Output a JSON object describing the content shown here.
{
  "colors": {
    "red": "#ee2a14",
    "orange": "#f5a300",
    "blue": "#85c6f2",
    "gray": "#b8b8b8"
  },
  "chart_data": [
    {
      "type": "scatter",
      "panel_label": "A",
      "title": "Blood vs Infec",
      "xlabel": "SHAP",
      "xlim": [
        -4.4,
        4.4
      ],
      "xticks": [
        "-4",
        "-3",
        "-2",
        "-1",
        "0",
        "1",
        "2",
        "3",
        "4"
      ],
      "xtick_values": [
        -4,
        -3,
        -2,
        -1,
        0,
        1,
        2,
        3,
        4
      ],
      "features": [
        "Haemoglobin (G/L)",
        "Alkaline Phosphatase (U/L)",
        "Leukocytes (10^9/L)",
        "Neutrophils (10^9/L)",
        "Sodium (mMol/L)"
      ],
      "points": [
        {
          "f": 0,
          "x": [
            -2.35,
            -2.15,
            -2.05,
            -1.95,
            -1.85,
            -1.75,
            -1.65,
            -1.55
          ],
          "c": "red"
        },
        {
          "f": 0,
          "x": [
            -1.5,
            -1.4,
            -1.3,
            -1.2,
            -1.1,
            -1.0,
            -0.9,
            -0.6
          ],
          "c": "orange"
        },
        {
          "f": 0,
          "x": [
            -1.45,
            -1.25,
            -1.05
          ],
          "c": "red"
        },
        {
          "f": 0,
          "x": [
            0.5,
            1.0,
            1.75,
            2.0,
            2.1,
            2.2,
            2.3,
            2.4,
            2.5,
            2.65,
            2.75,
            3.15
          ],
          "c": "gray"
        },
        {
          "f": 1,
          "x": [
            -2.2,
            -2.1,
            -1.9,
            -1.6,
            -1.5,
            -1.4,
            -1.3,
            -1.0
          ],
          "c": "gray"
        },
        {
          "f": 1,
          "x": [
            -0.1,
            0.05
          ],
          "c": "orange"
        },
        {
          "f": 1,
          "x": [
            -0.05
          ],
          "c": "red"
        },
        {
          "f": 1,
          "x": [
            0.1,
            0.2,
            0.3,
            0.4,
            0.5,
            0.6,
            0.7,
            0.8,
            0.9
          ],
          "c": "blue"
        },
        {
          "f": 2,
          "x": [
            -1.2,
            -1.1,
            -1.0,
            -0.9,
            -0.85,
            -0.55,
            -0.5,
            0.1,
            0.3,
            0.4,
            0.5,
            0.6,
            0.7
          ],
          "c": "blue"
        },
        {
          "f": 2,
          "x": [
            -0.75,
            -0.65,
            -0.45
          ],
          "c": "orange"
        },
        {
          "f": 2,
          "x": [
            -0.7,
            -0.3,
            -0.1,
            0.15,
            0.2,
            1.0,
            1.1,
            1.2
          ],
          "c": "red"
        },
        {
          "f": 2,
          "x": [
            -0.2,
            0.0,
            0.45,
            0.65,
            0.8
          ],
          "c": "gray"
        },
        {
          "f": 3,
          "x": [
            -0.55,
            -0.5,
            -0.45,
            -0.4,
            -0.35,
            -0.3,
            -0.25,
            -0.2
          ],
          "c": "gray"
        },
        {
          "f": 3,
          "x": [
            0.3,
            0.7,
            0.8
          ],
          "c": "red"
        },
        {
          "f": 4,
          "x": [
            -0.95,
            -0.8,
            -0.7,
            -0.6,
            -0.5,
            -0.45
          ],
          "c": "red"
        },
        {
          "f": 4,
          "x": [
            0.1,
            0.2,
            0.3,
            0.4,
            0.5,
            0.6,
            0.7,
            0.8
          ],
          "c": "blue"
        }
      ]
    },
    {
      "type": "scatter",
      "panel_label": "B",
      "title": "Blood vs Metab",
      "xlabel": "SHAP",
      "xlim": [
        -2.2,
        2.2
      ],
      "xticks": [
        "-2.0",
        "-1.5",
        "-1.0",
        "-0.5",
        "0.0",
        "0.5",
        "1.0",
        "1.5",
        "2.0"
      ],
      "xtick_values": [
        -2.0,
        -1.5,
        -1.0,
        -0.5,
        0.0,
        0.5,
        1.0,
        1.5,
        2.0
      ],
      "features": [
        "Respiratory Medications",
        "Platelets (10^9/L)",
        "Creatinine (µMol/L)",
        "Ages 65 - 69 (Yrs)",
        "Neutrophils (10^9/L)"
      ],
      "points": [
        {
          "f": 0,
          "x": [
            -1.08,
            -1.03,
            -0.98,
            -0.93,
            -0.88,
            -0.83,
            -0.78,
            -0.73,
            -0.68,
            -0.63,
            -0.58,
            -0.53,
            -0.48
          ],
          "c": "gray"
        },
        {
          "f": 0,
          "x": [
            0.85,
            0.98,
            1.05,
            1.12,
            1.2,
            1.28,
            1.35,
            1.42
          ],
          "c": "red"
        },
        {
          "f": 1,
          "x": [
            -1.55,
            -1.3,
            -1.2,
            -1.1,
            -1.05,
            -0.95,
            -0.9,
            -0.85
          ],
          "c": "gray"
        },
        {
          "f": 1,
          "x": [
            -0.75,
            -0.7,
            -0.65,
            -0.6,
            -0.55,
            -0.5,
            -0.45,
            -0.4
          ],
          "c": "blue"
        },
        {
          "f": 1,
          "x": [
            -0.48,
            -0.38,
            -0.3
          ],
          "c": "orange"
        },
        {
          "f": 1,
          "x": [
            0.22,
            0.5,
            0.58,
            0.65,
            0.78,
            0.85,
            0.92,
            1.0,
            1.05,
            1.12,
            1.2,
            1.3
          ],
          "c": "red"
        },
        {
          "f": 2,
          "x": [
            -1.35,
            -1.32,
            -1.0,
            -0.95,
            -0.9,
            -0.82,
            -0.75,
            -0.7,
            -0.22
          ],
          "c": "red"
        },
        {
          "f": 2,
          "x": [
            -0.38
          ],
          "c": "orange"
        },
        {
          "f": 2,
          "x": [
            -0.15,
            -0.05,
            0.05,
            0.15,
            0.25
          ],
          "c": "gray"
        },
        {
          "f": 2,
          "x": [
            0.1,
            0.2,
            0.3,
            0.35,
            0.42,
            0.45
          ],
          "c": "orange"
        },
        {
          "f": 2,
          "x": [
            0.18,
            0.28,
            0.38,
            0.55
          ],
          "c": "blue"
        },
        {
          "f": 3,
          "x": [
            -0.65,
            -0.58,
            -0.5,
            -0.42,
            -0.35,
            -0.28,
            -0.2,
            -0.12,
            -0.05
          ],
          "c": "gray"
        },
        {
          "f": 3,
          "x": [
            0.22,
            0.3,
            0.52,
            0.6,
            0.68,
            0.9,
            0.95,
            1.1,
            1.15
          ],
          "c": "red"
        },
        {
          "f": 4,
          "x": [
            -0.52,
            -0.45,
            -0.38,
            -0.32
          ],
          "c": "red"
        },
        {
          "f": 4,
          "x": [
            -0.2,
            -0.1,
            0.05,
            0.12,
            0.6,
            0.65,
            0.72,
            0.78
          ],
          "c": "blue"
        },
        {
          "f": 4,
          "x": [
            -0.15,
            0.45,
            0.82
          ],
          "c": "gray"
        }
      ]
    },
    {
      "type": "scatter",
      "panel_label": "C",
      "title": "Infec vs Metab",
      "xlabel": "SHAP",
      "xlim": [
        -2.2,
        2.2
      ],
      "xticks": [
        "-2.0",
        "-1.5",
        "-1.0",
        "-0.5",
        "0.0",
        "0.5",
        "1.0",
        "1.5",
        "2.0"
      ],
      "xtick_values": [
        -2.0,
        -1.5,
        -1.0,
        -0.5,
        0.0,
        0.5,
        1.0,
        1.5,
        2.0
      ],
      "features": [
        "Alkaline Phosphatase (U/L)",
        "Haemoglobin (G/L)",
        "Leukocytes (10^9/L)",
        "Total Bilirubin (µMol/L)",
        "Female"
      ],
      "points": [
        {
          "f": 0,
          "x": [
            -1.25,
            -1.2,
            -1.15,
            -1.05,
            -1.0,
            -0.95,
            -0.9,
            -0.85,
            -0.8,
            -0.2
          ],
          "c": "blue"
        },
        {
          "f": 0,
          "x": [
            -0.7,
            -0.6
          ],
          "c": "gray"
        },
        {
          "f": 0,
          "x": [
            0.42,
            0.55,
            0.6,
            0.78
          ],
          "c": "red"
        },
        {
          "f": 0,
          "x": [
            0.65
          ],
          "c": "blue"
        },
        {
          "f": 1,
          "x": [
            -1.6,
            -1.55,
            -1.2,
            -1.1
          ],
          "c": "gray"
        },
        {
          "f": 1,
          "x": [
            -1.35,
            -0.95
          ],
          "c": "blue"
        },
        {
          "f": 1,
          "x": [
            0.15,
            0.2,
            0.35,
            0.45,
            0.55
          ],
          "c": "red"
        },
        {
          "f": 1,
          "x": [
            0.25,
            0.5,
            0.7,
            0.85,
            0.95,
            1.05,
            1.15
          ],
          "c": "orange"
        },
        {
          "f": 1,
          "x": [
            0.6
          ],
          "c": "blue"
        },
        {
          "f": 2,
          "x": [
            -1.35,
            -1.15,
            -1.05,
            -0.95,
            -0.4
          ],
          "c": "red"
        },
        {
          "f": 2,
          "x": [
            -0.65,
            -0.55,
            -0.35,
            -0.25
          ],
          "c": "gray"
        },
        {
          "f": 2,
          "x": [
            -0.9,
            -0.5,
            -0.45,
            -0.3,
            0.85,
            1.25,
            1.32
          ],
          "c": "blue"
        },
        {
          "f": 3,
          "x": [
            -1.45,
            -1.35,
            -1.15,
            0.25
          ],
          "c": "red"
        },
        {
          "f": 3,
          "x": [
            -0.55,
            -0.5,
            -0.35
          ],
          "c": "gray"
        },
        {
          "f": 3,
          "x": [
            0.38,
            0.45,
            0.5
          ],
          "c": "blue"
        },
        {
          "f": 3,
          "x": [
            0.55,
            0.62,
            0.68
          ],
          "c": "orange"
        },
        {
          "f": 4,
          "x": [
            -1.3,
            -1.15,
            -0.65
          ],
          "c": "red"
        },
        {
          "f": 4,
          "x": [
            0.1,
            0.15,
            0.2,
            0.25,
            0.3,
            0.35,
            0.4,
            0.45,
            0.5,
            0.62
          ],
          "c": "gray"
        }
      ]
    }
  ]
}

* _SET PROBLEM_
Determine the number of lines in the listing that contain the string "Metab". Write that number and nothing else.

* _TASK OUTPUT_
2